[Data entries]
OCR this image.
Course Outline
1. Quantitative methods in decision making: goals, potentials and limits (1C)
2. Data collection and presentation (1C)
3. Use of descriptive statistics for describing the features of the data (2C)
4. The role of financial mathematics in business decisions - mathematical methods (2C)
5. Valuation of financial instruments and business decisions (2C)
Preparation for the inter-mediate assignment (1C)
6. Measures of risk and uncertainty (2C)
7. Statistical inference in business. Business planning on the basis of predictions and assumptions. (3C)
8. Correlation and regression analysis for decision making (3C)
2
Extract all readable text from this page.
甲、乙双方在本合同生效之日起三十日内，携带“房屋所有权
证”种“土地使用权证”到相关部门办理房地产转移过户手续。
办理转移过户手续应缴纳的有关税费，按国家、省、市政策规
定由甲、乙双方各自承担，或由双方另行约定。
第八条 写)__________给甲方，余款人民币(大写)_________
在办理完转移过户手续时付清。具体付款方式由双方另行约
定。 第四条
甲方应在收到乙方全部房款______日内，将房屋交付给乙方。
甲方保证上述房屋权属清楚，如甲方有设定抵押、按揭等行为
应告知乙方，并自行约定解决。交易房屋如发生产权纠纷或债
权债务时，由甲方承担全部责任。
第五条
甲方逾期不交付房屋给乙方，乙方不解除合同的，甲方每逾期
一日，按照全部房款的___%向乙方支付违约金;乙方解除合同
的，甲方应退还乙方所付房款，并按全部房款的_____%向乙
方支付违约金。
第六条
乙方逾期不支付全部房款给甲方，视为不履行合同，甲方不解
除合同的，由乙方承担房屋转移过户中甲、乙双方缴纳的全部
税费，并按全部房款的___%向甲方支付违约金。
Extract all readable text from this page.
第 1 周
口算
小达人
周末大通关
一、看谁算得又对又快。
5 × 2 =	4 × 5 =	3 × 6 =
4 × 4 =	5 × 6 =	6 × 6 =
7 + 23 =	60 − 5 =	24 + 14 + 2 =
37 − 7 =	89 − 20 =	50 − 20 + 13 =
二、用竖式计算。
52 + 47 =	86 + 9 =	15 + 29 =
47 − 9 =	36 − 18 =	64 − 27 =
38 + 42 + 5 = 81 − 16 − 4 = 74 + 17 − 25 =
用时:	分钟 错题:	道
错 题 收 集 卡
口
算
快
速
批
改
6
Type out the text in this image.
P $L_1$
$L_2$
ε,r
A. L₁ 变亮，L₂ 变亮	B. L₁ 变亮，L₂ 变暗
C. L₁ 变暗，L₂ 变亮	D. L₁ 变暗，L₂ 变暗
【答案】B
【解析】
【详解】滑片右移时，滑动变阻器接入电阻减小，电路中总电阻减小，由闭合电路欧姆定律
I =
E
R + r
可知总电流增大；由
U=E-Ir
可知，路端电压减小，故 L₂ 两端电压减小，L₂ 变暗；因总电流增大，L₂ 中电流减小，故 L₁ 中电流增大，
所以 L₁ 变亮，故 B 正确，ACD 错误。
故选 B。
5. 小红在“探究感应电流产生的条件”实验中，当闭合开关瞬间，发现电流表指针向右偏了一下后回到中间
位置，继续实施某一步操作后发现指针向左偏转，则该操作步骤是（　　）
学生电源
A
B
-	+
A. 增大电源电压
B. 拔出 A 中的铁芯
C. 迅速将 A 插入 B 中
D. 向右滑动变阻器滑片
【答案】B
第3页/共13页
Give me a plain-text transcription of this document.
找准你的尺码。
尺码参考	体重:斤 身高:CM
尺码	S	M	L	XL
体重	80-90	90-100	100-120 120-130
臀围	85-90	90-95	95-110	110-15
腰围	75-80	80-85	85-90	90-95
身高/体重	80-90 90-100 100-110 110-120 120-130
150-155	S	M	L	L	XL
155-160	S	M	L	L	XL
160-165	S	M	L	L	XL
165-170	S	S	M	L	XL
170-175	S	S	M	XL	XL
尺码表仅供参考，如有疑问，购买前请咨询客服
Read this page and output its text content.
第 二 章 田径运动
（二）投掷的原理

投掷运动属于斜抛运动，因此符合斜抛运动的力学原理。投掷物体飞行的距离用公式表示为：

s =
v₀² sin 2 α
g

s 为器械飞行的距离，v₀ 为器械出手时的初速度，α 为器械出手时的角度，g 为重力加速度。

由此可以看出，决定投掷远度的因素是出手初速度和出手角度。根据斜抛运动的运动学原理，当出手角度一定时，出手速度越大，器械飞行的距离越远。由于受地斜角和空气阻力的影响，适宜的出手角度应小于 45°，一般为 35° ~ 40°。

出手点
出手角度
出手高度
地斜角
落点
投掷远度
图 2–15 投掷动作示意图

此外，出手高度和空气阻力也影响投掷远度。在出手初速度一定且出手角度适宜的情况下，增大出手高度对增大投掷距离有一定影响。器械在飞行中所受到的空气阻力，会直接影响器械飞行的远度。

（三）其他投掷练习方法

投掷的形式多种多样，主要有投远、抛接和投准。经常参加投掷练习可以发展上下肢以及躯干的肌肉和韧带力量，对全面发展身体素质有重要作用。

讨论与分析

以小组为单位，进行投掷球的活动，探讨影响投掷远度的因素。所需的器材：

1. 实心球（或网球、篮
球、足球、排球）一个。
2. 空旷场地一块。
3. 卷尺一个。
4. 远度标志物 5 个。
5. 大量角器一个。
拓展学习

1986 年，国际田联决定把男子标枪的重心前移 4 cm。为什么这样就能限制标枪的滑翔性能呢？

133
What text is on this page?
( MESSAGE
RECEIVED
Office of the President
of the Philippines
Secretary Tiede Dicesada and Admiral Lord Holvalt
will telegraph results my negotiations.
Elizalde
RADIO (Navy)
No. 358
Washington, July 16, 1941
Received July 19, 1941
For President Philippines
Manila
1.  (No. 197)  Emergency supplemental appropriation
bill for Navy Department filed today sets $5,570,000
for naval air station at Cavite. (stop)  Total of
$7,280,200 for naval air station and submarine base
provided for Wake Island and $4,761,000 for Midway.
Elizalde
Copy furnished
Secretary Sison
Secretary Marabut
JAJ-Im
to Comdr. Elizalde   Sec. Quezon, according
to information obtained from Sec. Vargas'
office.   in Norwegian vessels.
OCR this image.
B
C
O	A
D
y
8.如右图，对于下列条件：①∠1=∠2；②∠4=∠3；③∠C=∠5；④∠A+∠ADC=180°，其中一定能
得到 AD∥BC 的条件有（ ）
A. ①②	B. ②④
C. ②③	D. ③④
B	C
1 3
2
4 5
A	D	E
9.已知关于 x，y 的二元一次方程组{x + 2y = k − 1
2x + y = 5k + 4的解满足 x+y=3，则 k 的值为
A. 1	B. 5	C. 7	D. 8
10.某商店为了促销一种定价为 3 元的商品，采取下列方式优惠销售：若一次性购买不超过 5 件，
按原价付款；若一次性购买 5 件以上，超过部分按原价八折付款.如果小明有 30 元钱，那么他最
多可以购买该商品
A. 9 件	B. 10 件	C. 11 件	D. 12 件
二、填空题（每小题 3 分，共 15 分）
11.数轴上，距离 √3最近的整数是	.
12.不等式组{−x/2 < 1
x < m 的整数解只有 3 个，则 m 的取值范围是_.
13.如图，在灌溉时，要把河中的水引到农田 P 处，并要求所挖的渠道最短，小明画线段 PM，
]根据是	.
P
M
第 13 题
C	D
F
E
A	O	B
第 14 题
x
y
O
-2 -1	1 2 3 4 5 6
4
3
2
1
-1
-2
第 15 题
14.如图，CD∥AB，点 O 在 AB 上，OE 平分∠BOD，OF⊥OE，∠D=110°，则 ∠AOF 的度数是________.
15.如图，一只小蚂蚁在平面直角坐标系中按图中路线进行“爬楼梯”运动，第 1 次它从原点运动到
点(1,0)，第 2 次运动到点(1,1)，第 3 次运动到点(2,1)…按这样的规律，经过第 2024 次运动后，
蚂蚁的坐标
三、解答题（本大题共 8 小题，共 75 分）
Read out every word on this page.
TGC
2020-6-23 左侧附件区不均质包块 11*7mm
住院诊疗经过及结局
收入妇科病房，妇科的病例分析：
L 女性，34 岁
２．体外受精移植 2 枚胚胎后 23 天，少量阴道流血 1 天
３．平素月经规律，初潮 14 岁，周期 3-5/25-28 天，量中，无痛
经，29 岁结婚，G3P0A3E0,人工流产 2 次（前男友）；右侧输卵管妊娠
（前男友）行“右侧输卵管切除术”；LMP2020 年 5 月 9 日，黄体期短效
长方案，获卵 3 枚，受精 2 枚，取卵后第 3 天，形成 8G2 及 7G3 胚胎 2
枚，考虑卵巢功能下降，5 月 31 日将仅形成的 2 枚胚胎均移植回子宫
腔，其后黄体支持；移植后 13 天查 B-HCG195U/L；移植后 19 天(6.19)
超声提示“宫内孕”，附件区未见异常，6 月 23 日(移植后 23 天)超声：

*Challenge:* Copy each line above where the string "business" occurs.

*Exercise answer:*
4. The role of financial mathematics in business decisions - mathematical methods (2C)
5. Valuation of financial instruments and business decisions (2C)
7. Statistical inference in business. Business planning on the basis of predictions and assumptions. (3C)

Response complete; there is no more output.